## Exercise goal
Can you retype every record below exactly as written?

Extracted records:

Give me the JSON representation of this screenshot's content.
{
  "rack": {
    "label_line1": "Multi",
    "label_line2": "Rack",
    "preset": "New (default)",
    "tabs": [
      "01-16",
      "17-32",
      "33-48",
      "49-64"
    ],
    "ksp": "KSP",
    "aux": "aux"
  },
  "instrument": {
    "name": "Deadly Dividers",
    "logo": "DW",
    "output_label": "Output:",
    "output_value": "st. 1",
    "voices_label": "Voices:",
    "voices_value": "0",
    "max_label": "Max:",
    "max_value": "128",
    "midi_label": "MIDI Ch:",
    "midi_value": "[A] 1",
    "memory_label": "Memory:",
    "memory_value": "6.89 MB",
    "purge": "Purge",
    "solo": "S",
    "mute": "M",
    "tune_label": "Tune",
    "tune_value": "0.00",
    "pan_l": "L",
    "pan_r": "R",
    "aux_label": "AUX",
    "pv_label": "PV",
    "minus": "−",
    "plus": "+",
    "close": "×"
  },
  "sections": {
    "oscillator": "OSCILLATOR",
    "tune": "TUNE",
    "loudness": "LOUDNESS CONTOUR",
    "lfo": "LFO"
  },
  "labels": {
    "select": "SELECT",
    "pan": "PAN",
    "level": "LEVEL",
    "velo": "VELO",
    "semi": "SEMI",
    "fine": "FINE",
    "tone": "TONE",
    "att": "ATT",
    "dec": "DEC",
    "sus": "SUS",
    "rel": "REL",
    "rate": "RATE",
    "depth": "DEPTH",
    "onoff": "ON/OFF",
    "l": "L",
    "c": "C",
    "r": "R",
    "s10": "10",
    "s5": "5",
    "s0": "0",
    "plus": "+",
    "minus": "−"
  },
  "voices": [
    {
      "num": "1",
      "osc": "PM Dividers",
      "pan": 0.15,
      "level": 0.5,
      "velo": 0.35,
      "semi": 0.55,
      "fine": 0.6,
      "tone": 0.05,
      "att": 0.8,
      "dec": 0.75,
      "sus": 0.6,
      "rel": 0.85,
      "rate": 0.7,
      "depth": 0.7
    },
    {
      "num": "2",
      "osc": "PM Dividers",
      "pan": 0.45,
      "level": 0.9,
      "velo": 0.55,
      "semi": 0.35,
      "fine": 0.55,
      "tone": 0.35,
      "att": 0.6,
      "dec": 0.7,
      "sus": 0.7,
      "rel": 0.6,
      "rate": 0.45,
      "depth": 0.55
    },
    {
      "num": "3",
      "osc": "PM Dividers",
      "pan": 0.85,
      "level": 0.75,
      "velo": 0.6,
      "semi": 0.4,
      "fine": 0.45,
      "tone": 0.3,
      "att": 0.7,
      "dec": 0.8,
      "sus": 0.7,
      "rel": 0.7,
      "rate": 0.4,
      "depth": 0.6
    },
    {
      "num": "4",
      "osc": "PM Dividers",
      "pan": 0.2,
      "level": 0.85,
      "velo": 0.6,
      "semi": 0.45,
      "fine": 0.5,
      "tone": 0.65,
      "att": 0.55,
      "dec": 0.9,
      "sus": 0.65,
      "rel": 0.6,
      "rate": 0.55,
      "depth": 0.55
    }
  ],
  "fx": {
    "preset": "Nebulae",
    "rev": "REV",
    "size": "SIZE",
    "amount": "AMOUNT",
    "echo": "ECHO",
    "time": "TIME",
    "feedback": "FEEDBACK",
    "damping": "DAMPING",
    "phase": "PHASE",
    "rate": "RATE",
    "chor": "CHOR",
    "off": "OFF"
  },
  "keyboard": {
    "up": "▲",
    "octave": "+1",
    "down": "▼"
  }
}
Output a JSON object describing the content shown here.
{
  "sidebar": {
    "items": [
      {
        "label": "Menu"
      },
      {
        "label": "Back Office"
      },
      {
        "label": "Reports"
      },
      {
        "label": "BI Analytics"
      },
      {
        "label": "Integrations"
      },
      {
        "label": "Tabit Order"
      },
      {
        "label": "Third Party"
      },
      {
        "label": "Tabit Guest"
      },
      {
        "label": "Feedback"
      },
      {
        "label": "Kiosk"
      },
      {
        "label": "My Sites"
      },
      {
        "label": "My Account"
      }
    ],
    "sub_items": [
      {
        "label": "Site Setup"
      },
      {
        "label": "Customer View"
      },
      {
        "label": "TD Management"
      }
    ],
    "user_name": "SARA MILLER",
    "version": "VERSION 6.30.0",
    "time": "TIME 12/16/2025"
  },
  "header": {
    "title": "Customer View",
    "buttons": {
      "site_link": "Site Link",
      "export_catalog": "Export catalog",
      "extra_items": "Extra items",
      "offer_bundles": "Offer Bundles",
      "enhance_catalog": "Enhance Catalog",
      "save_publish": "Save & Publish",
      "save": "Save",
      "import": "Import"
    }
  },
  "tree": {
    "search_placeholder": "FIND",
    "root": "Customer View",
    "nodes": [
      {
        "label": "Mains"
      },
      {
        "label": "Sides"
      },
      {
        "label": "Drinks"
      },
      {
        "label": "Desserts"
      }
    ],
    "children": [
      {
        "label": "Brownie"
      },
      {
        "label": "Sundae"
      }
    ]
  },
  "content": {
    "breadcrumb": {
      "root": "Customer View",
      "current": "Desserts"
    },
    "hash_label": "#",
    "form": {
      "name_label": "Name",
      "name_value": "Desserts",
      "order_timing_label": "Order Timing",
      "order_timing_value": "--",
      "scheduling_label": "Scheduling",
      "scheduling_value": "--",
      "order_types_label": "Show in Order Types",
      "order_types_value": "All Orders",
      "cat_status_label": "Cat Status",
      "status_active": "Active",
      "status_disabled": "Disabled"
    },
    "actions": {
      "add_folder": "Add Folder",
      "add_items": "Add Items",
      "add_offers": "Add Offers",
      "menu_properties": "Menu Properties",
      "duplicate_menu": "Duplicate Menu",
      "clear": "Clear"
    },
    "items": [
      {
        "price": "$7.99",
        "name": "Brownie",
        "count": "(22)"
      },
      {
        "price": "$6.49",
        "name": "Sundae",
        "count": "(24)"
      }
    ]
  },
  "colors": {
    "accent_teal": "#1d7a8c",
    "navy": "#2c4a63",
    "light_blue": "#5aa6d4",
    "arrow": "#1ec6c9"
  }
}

## Output of the task
Give me the JSON representation of this screenshot's content.
{
  "rack": {
    "label_line1": "Multi",
    "label_line2": "Rack",
    "preset": "New (default)",
    "tabs": [
      "01-16",
      "17-32",
      "33-48",
      "49-64"
    ],
    "ksp": "KSP",
    "aux": "aux"
  },
  "instrument": {
    "name": "Deadly Dividers",
    "logo": "DW",
    "output_label": "Output:",
    "output_value": "st. 1",
    "voices_label": "Voices:",
    "voices_value": "0",
    "max_label": "Max:",
    "max_value": "128",
    "midi_label": "MIDI Ch:",
    "midi_value": "[A] 1",
    "memory_label": "Memory:",
    "memory_value": "6.89 MB",
    "purge": "Purge",
    "solo": "S",
    "mute": "M",
    "tune_label": "Tune",
    "tune_value": "0.00",
    "pan_l": "L",
    "pan_r": "R",
    "aux_label": "AUX",
    "pv_label": "PV",
    "minus": "−",
    "plus": "+",
    "close": "×"
  },
  "sections": {
    "oscillator": "OSCILLATOR",
    "tune": "TUNE",
    "loudness": "LOUDNESS CONTOUR",
    "lfo": "LFO"
  },
  "labels": {
    "select": "SELECT",
    "pan": "PAN",
    "level": "LEVEL",
    "velo": "VELO",
    "semi": "SEMI",
    "fine": "FINE",
    "tone": "TONE",
    "att": "ATT",
    "dec": "DEC",
    "sus": "SUS",
    "rel": "REL",
    "rate": "RATE",
    "depth": "DEPTH",
    "onoff": "ON/OFF",
    "l": "L",
    "c": "C",
    "r": "R",
    "s10": "10",
    "s5": "5",
    "s0": "0",
    "plus": "+",
    "minus": "−"
  },
  "voices": [
    {
      "num": "1",
      "osc": "PM Dividers",
      "pan": 0.15,
      "level": 0.5,
      "velo": 0.35,
      "semi": 0.55,
      "fine": 0.6,
      "tone": 0.05,
      "att": 0.8,
      "dec": 0.75,
      "sus": 0.6,
      "rel": 0.85,
      "rate": 0.7,
      "depth": 0.7
    },
    {
      "num": "2",
      "osc": "PM Dividers",
      "pan": 0.45,
      "level": 0.9,
      "velo": 0.55,
      "semi": 0.35,
      "fine": 0.55,
      "tone": 0.35,
      "att": 0.6,
      "dec": 0.7,
      "sus": 0.7,
      "rel": 0.6,
      "rate": 0.45,
      "depth": 0.55
    },
    {
      "num": "3",
      "osc": "PM Dividers",
      "pan": 0.85,
      "level": 0.75,
      "velo": 0.6,
      "semi": 0.4,
      "fine": 0.45,
      "tone": 0.3,
      "att": 0.7,
      "dec": 0.8,
      "sus": 0.7,
      "rel": 0.7,
      "rate": 0.4,
      "depth": 0.6
    },
    {
      "num": "4",
      "osc": "PM Dividers",
      "pan": 0.2,
      "level": 0.85,
      "velo": 0.6,
      "semi": 0.45,
      "fine": 0.5,
      "tone": 0.65,
      "att": 0.55,
      "dec": 0.9,
      "sus": 0.65,
      "rel": 0.6,
      "rate": 0.55,
      "depth": 0.55
    }
  ],
  "fx": {
    "preset": "Nebulae",
    "rev": "REV",
    "size": "SIZE",
    "amount": "AMOUNT",
    "echo": "ECHO",
    "time": "TIME",
    "feedback": "FEEDBACK",
    "damping": "DAMPING",
    "phase": "PHASE",
    "rate": "RATE",
    "chor": "CHOR",
    "off": "OFF"
  },
  "keyboard": {
    "up": "▲",
    "octave": "+1",
    "down": "▼"
  }
}
Output a JSON object describing the content shown here.
{
  "sidebar": {
    "items": [
      {
        "label": "Menu"
      },
      {
        "label": "Back Office"
      },
      {
        "label": "Reports"
      },
      {
        "label": "BI Analytics"
      },
      {
        "label": "Integrations"
      },
      {
        "label": "Tabit Order"
      },
      {
        "label": "Third Party"
      },
      {
        "label": "Tabit Guest"
      },
      {
        "label": "Feedback"
      },
      {
        "label": "Kiosk"
      },
      {
        "label": "My Sites"
      },
      {
        "label": "My Account"
      }
    ],
    "sub_items": [
      {
        "label": "Site Setup"
      },
      {
        "label": "Customer View"
      },
      {
        "label": "TD Management"
      }
    ],
    "user_name": "SARA MILLER",
    "version": "VERSION 6.30.0",
    "time": "TIME 12/16/2025"
  },
  "header": {
    "title": "Customer View",
    "buttons": {
      "site_link": "Site Link",
      "export_catalog": "Export catalog",
      "extra_items": "Extra items",
      "offer_bundles": "Offer Bundles",
      "enhance_catalog": "Enhance Catalog",
      "save_publish": "Save & Publish",
      "save": "Save",
      "import": "Import"
    }
  },
  "tree": {
    "search_placeholder": "FIND",
    "root": "Customer View",
    "nodes": [
      {
        "label": "Mains"
      },
      {
        "label": "Sides"
      },
      {
        "label": "Drinks"
      },
      {
        "label": "Desserts"
      }
    ],
    "children": [
      {
        "label": "Brownie"
      },
      {
        "label": "Sundae"
      }
    ]
  },
  "content": {
    "breadcrumb": {
      "root": "Customer View",
      "current": "Desserts"
    },
    "hash_label": "#",
    "form": {
      "name_label": "Name",
      "name_value": "Desserts",
      "order_timing_label": "Order Timing",
      "order_timing_value": "--",
      "scheduling_label": "Scheduling",
      "scheduling_value": "--",
      "order_types_label": "Show in Order Types",
      "order_types_value": "All Orders",
      "cat_status_label": "Cat Status",
      "status_active": "Active",
      "status_disabled": "Disabled"
    },
    "actions": {
      "add_folder": "Add Folder",
      "add_items": "Add Items",
      "add_offers": "Add Offers",
      "menu_properties": "Menu Properties",
      "duplicate_menu": "Duplicate Menu",
      "clear": "Clear"
    },
    "items": [
      {
        "price": "$7.99",
        "name": "Brownie",
        "count": "(22)"
      },
      {
        "price": "$6.49",
        "name": "Sundae",
        "count": "(24)"
      }
    ]
  },
  "colors": {
    "accent_teal": "#1d7a8c",
    "navy": "#2c4a63",
    "light_blue": "#5aa6d4",
    "arrow": "#1ec6c9"
  }
}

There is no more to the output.